Give an exact copy of every line, leaving images out.
— start of Raw data —
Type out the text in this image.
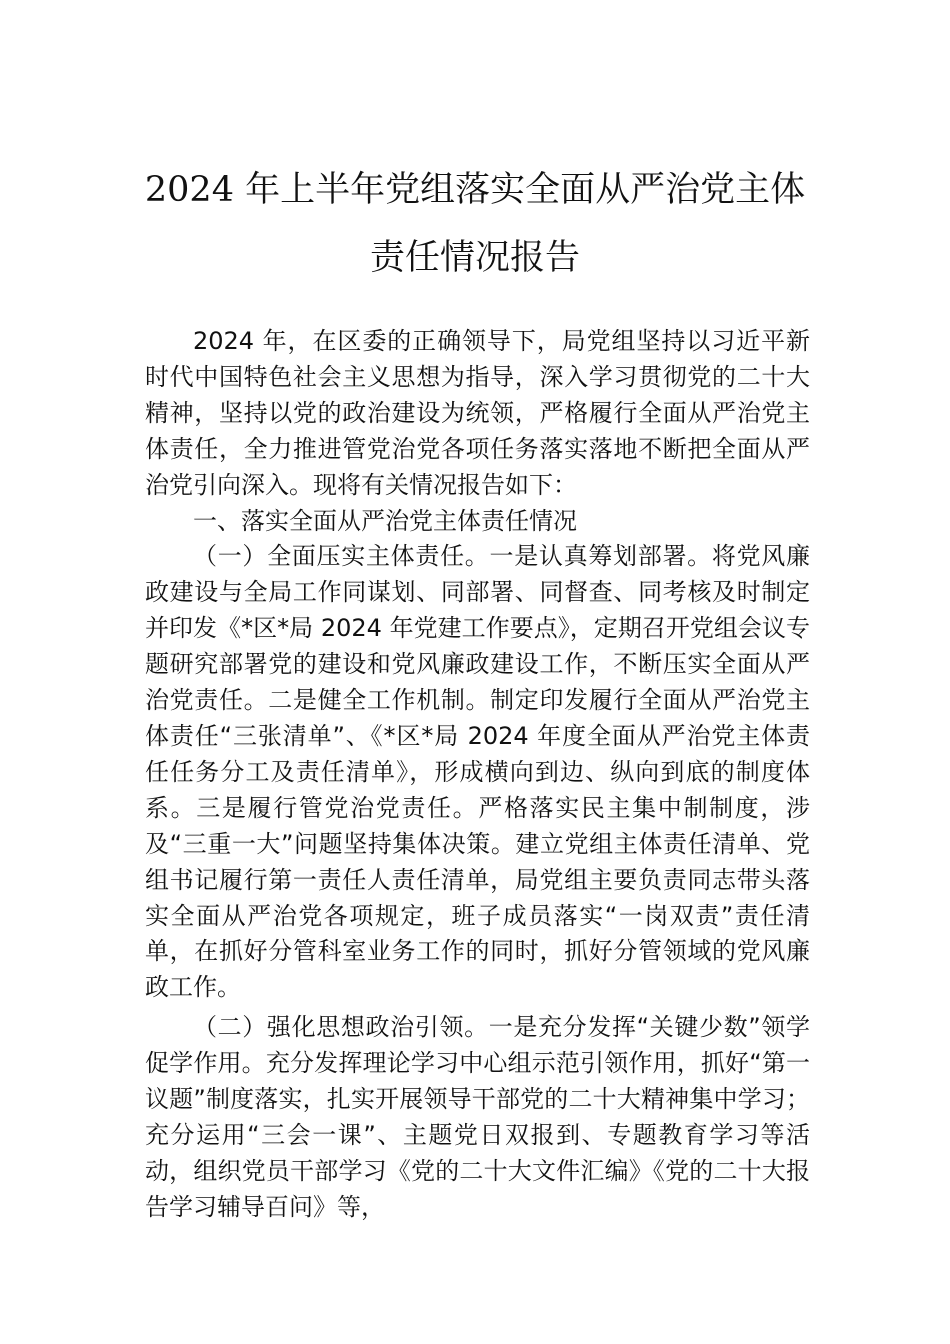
2024 年上半年党组落实全面从严治党主体
责任情况报告

2024 年，在区委的正确领导下，局党组坚持以习近平新时代中国特色社会主义思想为指导，深入学习贯彻党的二十大精神，坚持以党的政治建设为统领，严格履行全面从严治党主体责任，全力推进管党治党各项任务落实落地不断把全面从严治党引向深入。现将有关情况报告如下：

一、落实全面从严治党主体责任情况

（一）全面压实主体责任。一是认真筹划部署。将党风廉政建设与全局工作同谋划、同部署、同督查、同考核及时制定并印发《*区*局 2024 年党建工作要点》，定期召开党组会议专题研究部署党的建设和党风廉政建设工作，不断压实全面从严治党责任。二是健全工作机制。制定印发履行全面从严治党主体责任“三张清单”、《*区*局 2024 年度全面从严治党主体责任任务分工及责任清单》，形成横向到边、纵向到底的制度体系。三是履行管党治党责任。严格落实民主集中制制度，涉及“三重一大”问题坚持集体决策。建立党组主体责任清单、党组书记履行第一责任人责任清单，局党组主要负责同志带头落实全面从严治党各项规定，班子成员落实“一岗双责”责任清单，在抓好分管科室业务工作的同时，抓好分管领域的党风廉政工作。

（二）强化思想政治引领。一是充分发挥“关键少数”领学促学作用。充分发挥理论学习中心组示范引领作用，抓好“第一议题”制度落实，扎实开展领导干部党的二十大精神集中学习；充分运用“三会一课”、主题党日双报到、专题教育学习等活动，组织党员干部学习《党的二十大文件汇编》《党的二十大报告学习辅导百问》等，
— end of Raw data —
▶ **Reply to the task**:
Type out the text in this image.
2024 年上半年党组落实全面从严治党主体
责任情况报告

2024 年，在区委的正确领导下，局党组坚持以习近平新时代中国特色社会主义思想为指导，深入学习贯彻党的二十大精神，坚持以党的政治建设为统领，严格履行全面从严治党主体责任，全力推进管党治党各项任务落实落地不断把全面从严治党引向深入。现将有关情况报告如下：

一、落实全面从严治党主体责任情况

（一）全面压实主体责任。一是认真筹划部署。将党风廉政建设与全局工作同谋划、同部署、同督查、同考核及时制定并印发《*区*局 2024 年党建工作要点》，定期召开党组会议专题研究部署党的建设和党风廉政建设工作，不断压实全面从严治党责任。二是健全工作机制。制定印发履行全面从严治党主体责任“三张清单”、《*区*局 2024 年度全面从严治党主体责任任务分工及责任清单》，形成横向到边、纵向到底的制度体系。三是履行管党治党责任。严格落实民主集中制制度，涉及“三重一大”问题坚持集体决策。建立党组主体责任清单、党组书记履行第一责任人责任清单，局党组主要负责同志带头落实全面从严治党各项规定，班子成员落实“一岗双责”责任清单，在抓好分管科室业务工作的同时，抓好分管领域的党风廉政工作。

（二）强化思想政治引领。一是充分发挥“关键少数”领学促学作用。充分发挥理论学习中心组示范引领作用，抓好“第一议题”制度落实，扎实开展领导干部党的二十大精神集中学习；充分运用“三会一课”、主题党日双报到、专题教育学习等活动，组织党员干部学习《党的二十大文件汇编》《党的二十大报告学习辅导百问》等，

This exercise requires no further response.